Copy each entry as it stands, leaving nothing out.

== ROWS ==
-=-=-=-=-
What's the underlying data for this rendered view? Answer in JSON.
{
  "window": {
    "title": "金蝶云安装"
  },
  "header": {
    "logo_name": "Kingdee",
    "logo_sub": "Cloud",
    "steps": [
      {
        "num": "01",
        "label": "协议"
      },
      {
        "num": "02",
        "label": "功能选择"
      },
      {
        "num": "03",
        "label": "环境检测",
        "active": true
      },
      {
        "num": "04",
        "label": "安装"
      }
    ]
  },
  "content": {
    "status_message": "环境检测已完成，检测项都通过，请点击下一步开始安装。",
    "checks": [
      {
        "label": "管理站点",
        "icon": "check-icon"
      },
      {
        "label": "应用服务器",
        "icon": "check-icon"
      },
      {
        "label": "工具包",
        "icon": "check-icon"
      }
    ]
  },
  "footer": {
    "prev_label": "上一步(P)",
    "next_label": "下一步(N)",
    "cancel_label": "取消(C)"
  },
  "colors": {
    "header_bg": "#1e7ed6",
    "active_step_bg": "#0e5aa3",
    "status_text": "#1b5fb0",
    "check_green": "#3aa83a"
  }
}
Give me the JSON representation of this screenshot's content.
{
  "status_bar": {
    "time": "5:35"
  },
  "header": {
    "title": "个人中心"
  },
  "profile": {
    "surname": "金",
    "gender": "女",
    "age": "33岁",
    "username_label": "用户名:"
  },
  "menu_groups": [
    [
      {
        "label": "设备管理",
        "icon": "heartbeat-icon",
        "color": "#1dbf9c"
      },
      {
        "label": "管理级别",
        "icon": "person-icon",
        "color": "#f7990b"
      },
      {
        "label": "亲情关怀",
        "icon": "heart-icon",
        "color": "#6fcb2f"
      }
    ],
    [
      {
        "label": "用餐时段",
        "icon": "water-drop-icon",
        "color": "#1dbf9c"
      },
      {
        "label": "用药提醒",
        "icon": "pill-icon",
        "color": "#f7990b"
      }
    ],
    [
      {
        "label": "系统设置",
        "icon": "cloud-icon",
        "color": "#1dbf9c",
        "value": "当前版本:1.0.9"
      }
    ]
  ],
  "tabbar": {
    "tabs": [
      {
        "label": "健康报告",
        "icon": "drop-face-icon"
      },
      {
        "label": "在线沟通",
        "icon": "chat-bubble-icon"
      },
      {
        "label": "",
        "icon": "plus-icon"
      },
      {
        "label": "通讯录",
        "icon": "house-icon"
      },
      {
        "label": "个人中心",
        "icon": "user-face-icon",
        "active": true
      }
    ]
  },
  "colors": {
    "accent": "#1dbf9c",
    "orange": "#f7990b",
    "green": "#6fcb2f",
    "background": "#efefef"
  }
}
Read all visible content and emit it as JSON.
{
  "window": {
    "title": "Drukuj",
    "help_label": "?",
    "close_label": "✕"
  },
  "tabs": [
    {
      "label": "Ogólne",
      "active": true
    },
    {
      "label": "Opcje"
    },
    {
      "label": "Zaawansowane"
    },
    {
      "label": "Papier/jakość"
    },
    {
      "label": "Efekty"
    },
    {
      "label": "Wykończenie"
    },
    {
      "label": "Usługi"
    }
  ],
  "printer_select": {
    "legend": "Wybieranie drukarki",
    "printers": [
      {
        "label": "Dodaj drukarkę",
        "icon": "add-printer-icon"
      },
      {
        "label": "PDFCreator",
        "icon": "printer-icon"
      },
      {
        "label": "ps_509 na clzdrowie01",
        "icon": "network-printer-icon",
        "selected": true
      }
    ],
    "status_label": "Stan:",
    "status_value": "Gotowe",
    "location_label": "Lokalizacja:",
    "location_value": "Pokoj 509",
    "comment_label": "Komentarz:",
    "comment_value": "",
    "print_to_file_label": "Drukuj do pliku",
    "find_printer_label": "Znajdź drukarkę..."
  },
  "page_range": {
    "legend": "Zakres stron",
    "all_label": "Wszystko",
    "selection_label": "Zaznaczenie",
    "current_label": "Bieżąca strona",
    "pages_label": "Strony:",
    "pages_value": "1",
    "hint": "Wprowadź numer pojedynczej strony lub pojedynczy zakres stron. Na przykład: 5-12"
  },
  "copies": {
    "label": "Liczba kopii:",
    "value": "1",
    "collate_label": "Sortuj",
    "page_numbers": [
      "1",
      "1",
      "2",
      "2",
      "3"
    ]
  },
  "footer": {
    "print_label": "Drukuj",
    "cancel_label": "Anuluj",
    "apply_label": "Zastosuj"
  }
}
-=-=-=-=-
== COMPLETED TASK ==
What's the underlying data for this rendered view? Answer in JSON.
{
  "window": {
    "title": "金蝶云安装"
  },
  "header": {
    "logo_name": "Kingdee",
    "logo_sub": "Cloud",
    "steps": [
      {
        "num": "01",
        "label": "协议"
      },
      {
        "num": "02",
        "label": "功能选择"
      },
      {
        "num": "03",
        "label": "环境检测",
        "active": true
      },
      {
        "num": "04",
        "label": "安装"
      }
    ]
  },
  "content": {
    "status_message": "环境检测已完成，检测项都通过，请点击下一步开始安装。",
    "checks": [
      {
        "label": "管理站点",
        "icon": "check-icon"
      },
      {
        "label": "应用服务器",
        "icon": "check-icon"
      },
      {
        "label": "工具包",
        "icon": "check-icon"
      }
    ]
  },
  "footer": {
    "prev_label": "上一步(P)",
    "next_label": "下一步(N)",
    "cancel_label": "取消(C)"
  },
  "colors": {
    "header_bg": "#1e7ed6",
    "active_step_bg": "#0e5aa3",
    "status_text": "#1b5fb0",
    "check_green": "#3aa83a"
  }
}
Give me the JSON representation of this screenshot's content.
{
  "status_bar": {
    "time": "5:35"
  },
  "header": {
    "title": "个人中心"
  },
  "profile": {
    "surname": "金",
    "gender": "女",
    "age": "33岁",
    "username_label": "用户名:"
  },
  "menu_groups": [
    [
      {
        "label": "设备管理",
        "icon": "heartbeat-icon",
        "color": "#1dbf9c"
      },
      {
        "label": "管理级别",
        "icon": "person-icon",
        "color": "#f7990b"
      },
      {
        "label": "亲情关怀",
        "icon": "heart-icon",
        "color": "#6fcb2f"
      }
    ],
    [
      {
        "label": "用餐时段",
        "icon": "water-drop-icon",
        "color": "#1dbf9c"
      },
      {
        "label": "用药提醒",
        "icon": "pill-icon",
        "color": "#f7990b"
      }
    ],
    [
      {
        "label": "系统设置",
        "icon": "cloud-icon",
        "color": "#1dbf9c",
        "value": "当前版本:1.0.9"
      }
    ]
  ],
  "tabbar": {
    "tabs": [
      {
        "label": "健康报告",
        "icon": "drop-face-icon"
      },
      {
        "label": "在线沟通",
        "icon": "chat-bubble-icon"
      },
      {
        "label": "",
        "icon": "plus-icon"
      },
      {
        "label": "通讯录",
        "icon": "house-icon"
      },
      {
        "label": "个人中心",
        "icon": "user-face-icon",
        "active": true
      }
    ]
  },
  "colors": {
    "accent": "#1dbf9c",
    "orange": "#f7990b",
    "green": "#6fcb2f",
    "background": "#efefef"
  }
}
Read all visible content and emit it as JSON.
{
  "window": {
    "title": "Drukuj",
    "help_label": "?",
    "close_label": "✕"
  },
  "tabs": [
    {
      "label": "Ogólne",
      "active": true
    },
    {
      "label": "Opcje"
    },
    {
      "label": "Zaawansowane"
    },
    {
      "label": "Papier/jakość"
    },
    {
      "label": "Efekty"
    },
    {
      "label": "Wykończenie"
    },
    {
      "label": "Usługi"
    }
  ],
  "printer_select": {
    "legend": "Wybieranie drukarki",
    "printers": [
      {
        "label": "Dodaj drukarkę",
        "icon": "add-printer-icon"
      },
      {
        "label": "PDFCreator",
        "icon": "printer-icon"
      },
      {
        "label": "ps_509 na clzdrowie01",
        "icon": "network-printer-icon",
        "selected": true
      }
    ],
    "status_label": "Stan:",
    "status_value": "Gotowe",
    "location_label": "Lokalizacja:",
    "location_value": "Pokoj 509",
    "comment_label": "Komentarz:",
    "comment_value": "",
    "print_to_file_label": "Drukuj do pliku",
    "find_printer_label": "Znajdź drukarkę..."
  },
  "page_range": {
    "legend": "Zakres stron",
    "all_label": "Wszystko",
    "selection_label": "Zaznaczenie",
    "current_label": "Bieżąca strona",
    "pages_label": "Strony:",
    "pages_value": "1",
    "hint": "Wprowadź numer pojedynczej strony lub pojedynczy zakres stron. Na przykład: 5-12"
  },
  "copies": {
    "label": "Liczba kopii:",
    "value": "1",
    "collate_label": "Sortuj",
    "page_numbers": [
      "1",
      "1",
      "2",
      "2",
      "3"
    ]
  },
  "footer": {
    "print_label": "Drukuj",
    "cancel_label": "Anuluj",
    "apply_label": "Zastosuj"
  }
}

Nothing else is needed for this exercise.